** start **
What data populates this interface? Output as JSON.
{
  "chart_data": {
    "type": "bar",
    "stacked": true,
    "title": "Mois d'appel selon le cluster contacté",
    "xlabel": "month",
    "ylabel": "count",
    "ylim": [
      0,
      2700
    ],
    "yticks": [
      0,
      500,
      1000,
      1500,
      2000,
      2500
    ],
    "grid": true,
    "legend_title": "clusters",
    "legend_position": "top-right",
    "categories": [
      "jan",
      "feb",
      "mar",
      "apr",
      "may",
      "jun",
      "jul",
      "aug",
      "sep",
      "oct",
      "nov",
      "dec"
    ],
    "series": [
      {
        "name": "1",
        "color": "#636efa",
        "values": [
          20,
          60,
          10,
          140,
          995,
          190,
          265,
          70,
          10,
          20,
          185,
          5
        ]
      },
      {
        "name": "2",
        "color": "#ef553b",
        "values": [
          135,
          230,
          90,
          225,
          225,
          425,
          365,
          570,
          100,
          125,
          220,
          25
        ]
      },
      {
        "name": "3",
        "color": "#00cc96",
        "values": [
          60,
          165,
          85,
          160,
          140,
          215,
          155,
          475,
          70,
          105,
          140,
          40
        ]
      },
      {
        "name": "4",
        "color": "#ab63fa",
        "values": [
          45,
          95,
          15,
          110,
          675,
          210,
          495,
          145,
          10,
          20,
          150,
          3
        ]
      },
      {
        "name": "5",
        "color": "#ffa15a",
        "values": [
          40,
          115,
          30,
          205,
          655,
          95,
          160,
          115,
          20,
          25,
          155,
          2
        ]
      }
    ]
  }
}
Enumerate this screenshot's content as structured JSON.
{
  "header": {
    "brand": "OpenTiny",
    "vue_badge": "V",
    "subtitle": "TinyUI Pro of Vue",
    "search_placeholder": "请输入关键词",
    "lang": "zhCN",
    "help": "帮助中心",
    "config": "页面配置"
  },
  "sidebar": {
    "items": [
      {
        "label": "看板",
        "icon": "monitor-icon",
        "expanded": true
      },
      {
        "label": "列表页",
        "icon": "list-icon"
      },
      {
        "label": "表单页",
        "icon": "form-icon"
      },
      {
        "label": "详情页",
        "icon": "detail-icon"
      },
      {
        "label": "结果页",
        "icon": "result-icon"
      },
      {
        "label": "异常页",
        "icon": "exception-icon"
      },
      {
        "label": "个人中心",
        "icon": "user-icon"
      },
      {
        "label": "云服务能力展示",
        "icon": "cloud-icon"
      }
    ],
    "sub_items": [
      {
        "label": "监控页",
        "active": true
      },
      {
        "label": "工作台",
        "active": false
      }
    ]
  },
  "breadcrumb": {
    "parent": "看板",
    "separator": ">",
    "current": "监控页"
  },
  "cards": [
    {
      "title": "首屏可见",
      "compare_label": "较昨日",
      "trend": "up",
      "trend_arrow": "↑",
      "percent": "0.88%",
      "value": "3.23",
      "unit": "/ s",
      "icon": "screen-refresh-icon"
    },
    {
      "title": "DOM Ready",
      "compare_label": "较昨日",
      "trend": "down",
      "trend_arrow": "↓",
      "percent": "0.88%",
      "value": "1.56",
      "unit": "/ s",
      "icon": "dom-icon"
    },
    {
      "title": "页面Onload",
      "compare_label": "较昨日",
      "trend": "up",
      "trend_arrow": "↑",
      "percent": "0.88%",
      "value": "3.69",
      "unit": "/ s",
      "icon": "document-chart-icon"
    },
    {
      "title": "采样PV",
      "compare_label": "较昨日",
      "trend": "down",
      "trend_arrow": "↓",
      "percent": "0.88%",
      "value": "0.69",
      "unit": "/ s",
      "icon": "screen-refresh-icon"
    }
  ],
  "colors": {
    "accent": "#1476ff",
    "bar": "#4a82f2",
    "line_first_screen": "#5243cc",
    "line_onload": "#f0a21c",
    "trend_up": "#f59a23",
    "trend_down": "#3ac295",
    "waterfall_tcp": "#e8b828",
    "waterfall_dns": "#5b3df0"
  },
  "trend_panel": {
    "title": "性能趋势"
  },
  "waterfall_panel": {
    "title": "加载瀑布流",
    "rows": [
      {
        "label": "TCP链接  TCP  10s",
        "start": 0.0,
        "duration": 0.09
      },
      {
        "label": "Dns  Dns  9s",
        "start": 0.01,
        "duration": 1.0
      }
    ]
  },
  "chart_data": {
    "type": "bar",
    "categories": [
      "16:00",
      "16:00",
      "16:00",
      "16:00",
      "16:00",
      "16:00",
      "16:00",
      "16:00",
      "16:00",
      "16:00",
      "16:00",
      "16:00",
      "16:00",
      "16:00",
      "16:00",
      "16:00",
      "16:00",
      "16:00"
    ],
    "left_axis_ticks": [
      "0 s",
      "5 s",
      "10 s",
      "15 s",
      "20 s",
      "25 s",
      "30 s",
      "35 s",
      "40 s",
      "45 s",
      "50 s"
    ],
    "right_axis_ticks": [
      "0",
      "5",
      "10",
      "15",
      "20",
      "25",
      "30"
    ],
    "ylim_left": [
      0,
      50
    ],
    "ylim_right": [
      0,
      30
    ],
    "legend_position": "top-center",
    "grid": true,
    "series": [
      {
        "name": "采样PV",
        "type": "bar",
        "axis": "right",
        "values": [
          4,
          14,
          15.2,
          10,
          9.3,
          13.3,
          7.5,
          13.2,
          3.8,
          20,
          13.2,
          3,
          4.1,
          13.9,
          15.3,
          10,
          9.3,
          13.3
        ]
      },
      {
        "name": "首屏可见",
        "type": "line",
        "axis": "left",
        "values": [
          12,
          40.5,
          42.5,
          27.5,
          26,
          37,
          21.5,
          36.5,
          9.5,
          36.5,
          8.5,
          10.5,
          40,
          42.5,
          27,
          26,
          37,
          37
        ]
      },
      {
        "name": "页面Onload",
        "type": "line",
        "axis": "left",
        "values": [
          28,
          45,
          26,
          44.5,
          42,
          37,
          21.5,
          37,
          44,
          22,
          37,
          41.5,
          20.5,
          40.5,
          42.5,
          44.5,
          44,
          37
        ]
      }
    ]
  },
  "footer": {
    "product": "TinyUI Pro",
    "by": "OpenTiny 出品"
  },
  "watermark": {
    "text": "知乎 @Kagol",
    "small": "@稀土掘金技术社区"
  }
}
** end **
• _YOUR TASK_: Quote the listing in full, please, keeping every line exact.

• _SOLUTION TO THE PROBLEM_:
What data populates this interface? Output as JSON.
{
  "chart_data": {
    "type": "bar",
    "stacked": true,
    "title": "Mois d'appel selon le cluster contacté",
    "xlabel": "month",
    "ylabel": "count",
    "ylim": [
      0,
      2700
    ],
    "yticks": [
      0,
      500,
      1000,
      1500,
      2000,
      2500
    ],
    "grid": true,
    "legend_title": "clusters",
    "legend_position": "top-right",
    "categories": [
      "jan",
      "feb",
      "mar",
      "apr",
      "may",
      "jun",
      "jul",
      "aug",
      "sep",
      "oct",
      "nov",
      "dec"
    ],
    "series": [
      {
        "name": "1",
        "color": "#636efa",
        "values": [
          20,
          60,
          10,
          140,
          995,
          190,
          265,
          70,
          10,
          20,
          185,
          5
        ]
      },
      {
        "name": "2",
        "color": "#ef553b",
        "values": [
          135,
          230,
          90,
          225,
          225,
          425,
          365,
          570,
          100,
          125,
          220,
          25
        ]
      },
      {
        "name": "3",
        "color": "#00cc96",
        "values": [
          60,
          165,
          85,
          160,
          140,
          215,
          155,
          475,
          70,
          105,
          140,
          40
        ]
      },
      {
        "name": "4",
        "color": "#ab63fa",
        "values": [
          45,
          95,
          15,
          110,
          675,
          210,
          495,
          145,
          10,
          20,
          150,
          3
        ]
      },
      {
        "name": "5",
        "color": "#ffa15a",
        "values": [
          40,
          115,
          30,
          205,
          655,
          95,
          160,
          115,
          20,
          25,
          155,
          2
        ]
      }
    ]
  }
}
Enumerate this screenshot's content as structured JSON.
{
  "header": {
    "brand": "OpenTiny",
    "vue_badge": "V",
    "subtitle": "TinyUI Pro of Vue",
    "search_placeholder": "请输入关键词",
    "lang": "zhCN",
    "help": "帮助中心",
    "config": "页面配置"
  },
  "sidebar": {
    "items": [
      {
        "label": "看板",
        "icon": "monitor-icon",
        "expanded": true
      },
      {
        "label": "列表页",
        "icon": "list-icon"
      },
      {
        "label": "表单页",
        "icon": "form-icon"
      },
      {
        "label": "详情页",
        "icon": "detail-icon"
      },
      {
        "label": "结果页",
        "icon": "result-icon"
      },
      {
        "label": "异常页",
        "icon": "exception-icon"
      },
      {
        "label": "个人中心",
        "icon": "user-icon"
      },
      {
        "label": "云服务能力展示",
        "icon": "cloud-icon"
      }
    ],
    "sub_items": [
      {
        "label": "监控页",
        "active": true
      },
      {
        "label": "工作台",
        "active": false
      }
    ]
  },
  "breadcrumb": {
    "parent": "看板",
    "separator": ">",
    "current": "监控页"
  },
  "cards": [
    {
      "title": "首屏可见",
      "compare_label": "较昨日",
      "trend": "up",
      "trend_arrow": "↑",
      "percent": "0.88%",
      "value": "3.23",
      "unit": "/ s",
      "icon": "screen-refresh-icon"
    },
    {
      "title": "DOM Ready",
      "compare_label": "较昨日",
      "trend": "down",
      "trend_arrow": "↓",
      "percent": "0.88%",
      "value": "1.56",
      "unit": "/ s",
      "icon": "dom-icon"
    },
    {
      "title": "页面Onload",
      "compare_label": "较昨日",
      "trend": "up",
      "trend_arrow": "↑",
      "percent": "0.88%",
      "value": "3.69",
      "unit": "/ s",
      "icon": "document-chart-icon"
    },
    {
      "title": "采样PV",
      "compare_label": "较昨日",
      "trend": "down",
      "trend_arrow": "↓",
      "percent": "0.88%",
      "value": "0.69",
      "unit": "/ s",
      "icon": "screen-refresh-icon"
    }
  ],
  "colors": {
    "accent": "#1476ff",
    "bar": "#4a82f2",
    "line_first_screen": "#5243cc",
    "line_onload": "#f0a21c",
    "trend_up": "#f59a23",
    "trend_down": "#3ac295",
    "waterfall_tcp": "#e8b828",
    "waterfall_dns": "#5b3df0"
  },
  "trend_panel": {
    "title": "性能趋势"
  },
  "waterfall_panel": {
    "title": "加载瀑布流",
    "rows": [
      {
        "label": "TCP链接  TCP  10s",
        "start": 0.0,
        "duration": 0.09
      },
      {
        "label": "Dns  Dns  9s",
        "start": 0.01,
        "duration": 1.0
      }
    ]
  },
  "chart_data": {
    "type": "bar",
    "categories": [
      "16:00",
      "16:00",
      "16:00",
      "16:00",
      "16:00",
      "16:00",
      "16:00",
      "16:00",
      "16:00",
      "16:00",
      "16:00",
      "16:00",
      "16:00",
      "16:00",
      "16:00",
      "16:00",
      "16:00",
      "16:00"
    ],
    "left_axis_ticks": [
      "0 s",
      "5 s",
      "10 s",
      "15 s",
      "20 s",
      "25 s",
      "30 s",
      "35 s",
      "40 s",
      "45 s",
      "50 s"
    ],
    "right_axis_ticks": [
      "0",
      "5",
      "10",
      "15",
      "20",
      "25",
      "30"
    ],
    "ylim_left": [
      0,
      50
    ],
    "ylim_right": [
      0,
      30
    ],
    "legend_position": "top-center",
    "grid": true,
    "series": [
      {
        "name": "采样PV",
        "type": "bar",
        "axis": "right",
        "values": [
          4,
          14,
          15.2,
          10,
          9.3,
          13.3,
          7.5,
          13.2,
          3.8,
          20,
          13.2,
          3,
          4.1,
          13.9,
          15.3,
          10,
          9.3,
          13.3
        ]
      },
      {
        "name": "首屏可见",
        "type": "line",
        "axis": "left",
        "values": [
          12,
          40.5,
          42.5,
          27.5,
          26,
          37,
          21.5,
          36.5,
          9.5,
          36.5,
          8.5,
          10.5,
          40,
          42.5,
          27,
          26,
          37,
          37
        ]
      },
      {
        "name": "页面Onload",
        "type": "line",
        "axis": "left",
        "values": [
          28,
          45,
          26,
          44.5,
          42,
          37,
          21.5,
          37,
          44,
          22,
          37,
          41.5,
          20.5,
          40.5,
          42.5,
          44.5,
          44,
          37
        ]
      }
    ]
  },
  "footer": {
    "product": "TinyUI Pro",
    "by": "OpenTiny 出品"
  },
  "watermark": {
    "text": "知乎 @Kagol",
    "small": "@稀土掘金技术社区"
  }
}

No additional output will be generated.